◆ Information provided
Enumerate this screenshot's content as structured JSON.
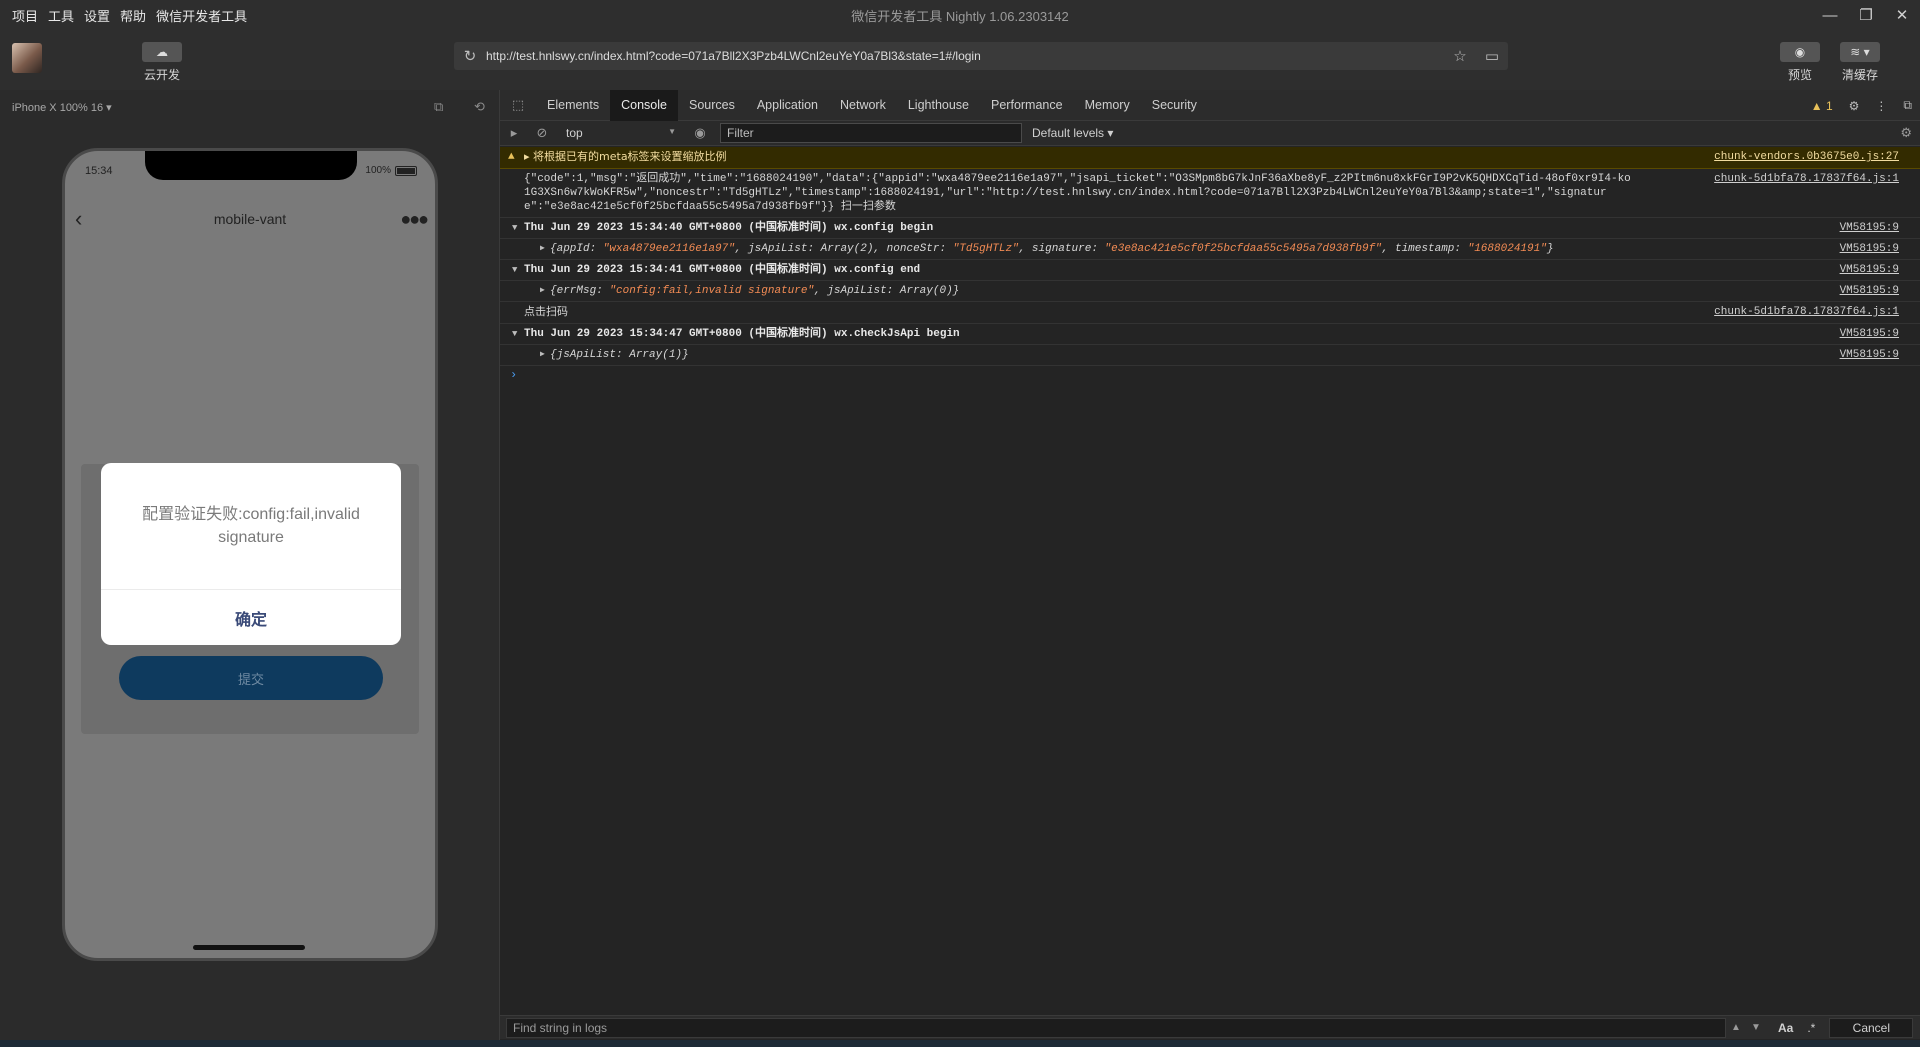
{
  "titlebar": {
    "menu": [
      "项目",
      "工具",
      "设置",
      "帮助",
      "微信开发者工具"
    ],
    "title": "微信开发者工具 Nightly 1.06.2303142"
  },
  "toolbar": {
    "cloud_label": "云开发",
    "url": "http://test.hnlswy.cn/index.html?code=071a7Bll2X3Pzb4LWCnl2euYeY0a7Bl3&state=1#/login",
    "preview_label": "预览",
    "clear_cache_label": "清缓存"
  },
  "simulator": {
    "device": "iPhone X 100% 16 ▾",
    "status_time": "15:34",
    "battery": "100%",
    "nav_title": "mobile-vant",
    "dialog_message": "配置验证失败:config:fail,invalid signature",
    "dialog_confirm": "确定",
    "submit_label": "提交"
  },
  "devtools": {
    "tabs": [
      "Elements",
      "Console",
      "Sources",
      "Application",
      "Network",
      "Lighthouse",
      "Performance",
      "Memory",
      "Security"
    ],
    "active_tab": "Console",
    "warning_count": "1",
    "context": "top",
    "filter_placeholder": "Filter",
    "levels": "Default levels ▾",
    "logs": [
      {
        "kind": "warn",
        "text": "▸ 将根据已有的meta标签来设置缩放比例",
        "src": "chunk-vendors.0b3675e0.js:27"
      },
      {
        "kind": "plain",
        "text": "{\"code\":1,\"msg\":\"返回成功\",\"time\":\"1688024190\",\"data\":{\"appid\":\"wxa4879ee2116e1a97\",\"jsapi_ticket\":\"O3SMpm8bG7kJnF36aXbe8yF_z2PItm6nu8xkFGrI9P2vK5QHDXCqTid-48of0xr9I4-ko1G3XSn6w7kWoKFR5w\",\"noncestr\":\"Td5gHTLz\",\"timestamp\":1688024191,\"url\":\"http://test.hnlswy.cn/index.html?code=071a7Bll2X3Pzb4LWCnl2euYeY0a7Bl3&amp;state=1\",\"signature\":\"e3e8ac421e5cf0f25bcfdaa55c5495a7d938fb9f\"}} 扫一扫参数",
        "src": "chunk-5d1bfa78.17837f64.js:1"
      },
      {
        "kind": "group",
        "text": "Thu Jun 29 2023 15:34:40 GMT+0800 (中国标准时间) wx.config begin",
        "src": "VM58195:9"
      },
      {
        "kind": "obj",
        "pre": "{appId: ",
        "s1": "\"wxa4879ee2116e1a97\"",
        "mid1": ", jsApiList: Array(2), nonceStr: ",
        "s2": "\"Td5gHTLz\"",
        "mid2": ", signature: ",
        "s3": "\"e3e8ac421e5cf0f25bcfdaa55c5495a7d938fb9f\"",
        "mid3": ", timestamp: ",
        "s4": "\"1688024191\"",
        "post": "}",
        "src": "VM58195:9"
      },
      {
        "kind": "group",
        "text": "Thu Jun 29 2023 15:34:41 GMT+0800 (中国标准时间) wx.config end",
        "src": "VM58195:9"
      },
      {
        "kind": "obj2",
        "pre": "{errMsg: ",
        "s1": "\"config:fail,invalid signature\"",
        "post": ", jsApiList: Array(0)}",
        "src": "VM58195:9"
      },
      {
        "kind": "plain",
        "text": "点击扫码",
        "src": "chunk-5d1bfa78.17837f64.js:1"
      },
      {
        "kind": "group",
        "text": "Thu Jun 29 2023 15:34:47 GMT+0800 (中国标准时间) wx.checkJsApi begin",
        "src": "VM58195:9"
      },
      {
        "kind": "obj3",
        "text": "{jsApiList: Array(1)}",
        "src": "VM58195:9"
      }
    ],
    "find_placeholder": "Find string in logs",
    "find_aa": "Aa",
    "find_regex": ".*",
    "find_cancel": "Cancel"
  }
}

◆ Task prompt
Indicate how many lines of the material contain the string "微信开发者工具", giving the number and nothing more.

◆ Problem solution
2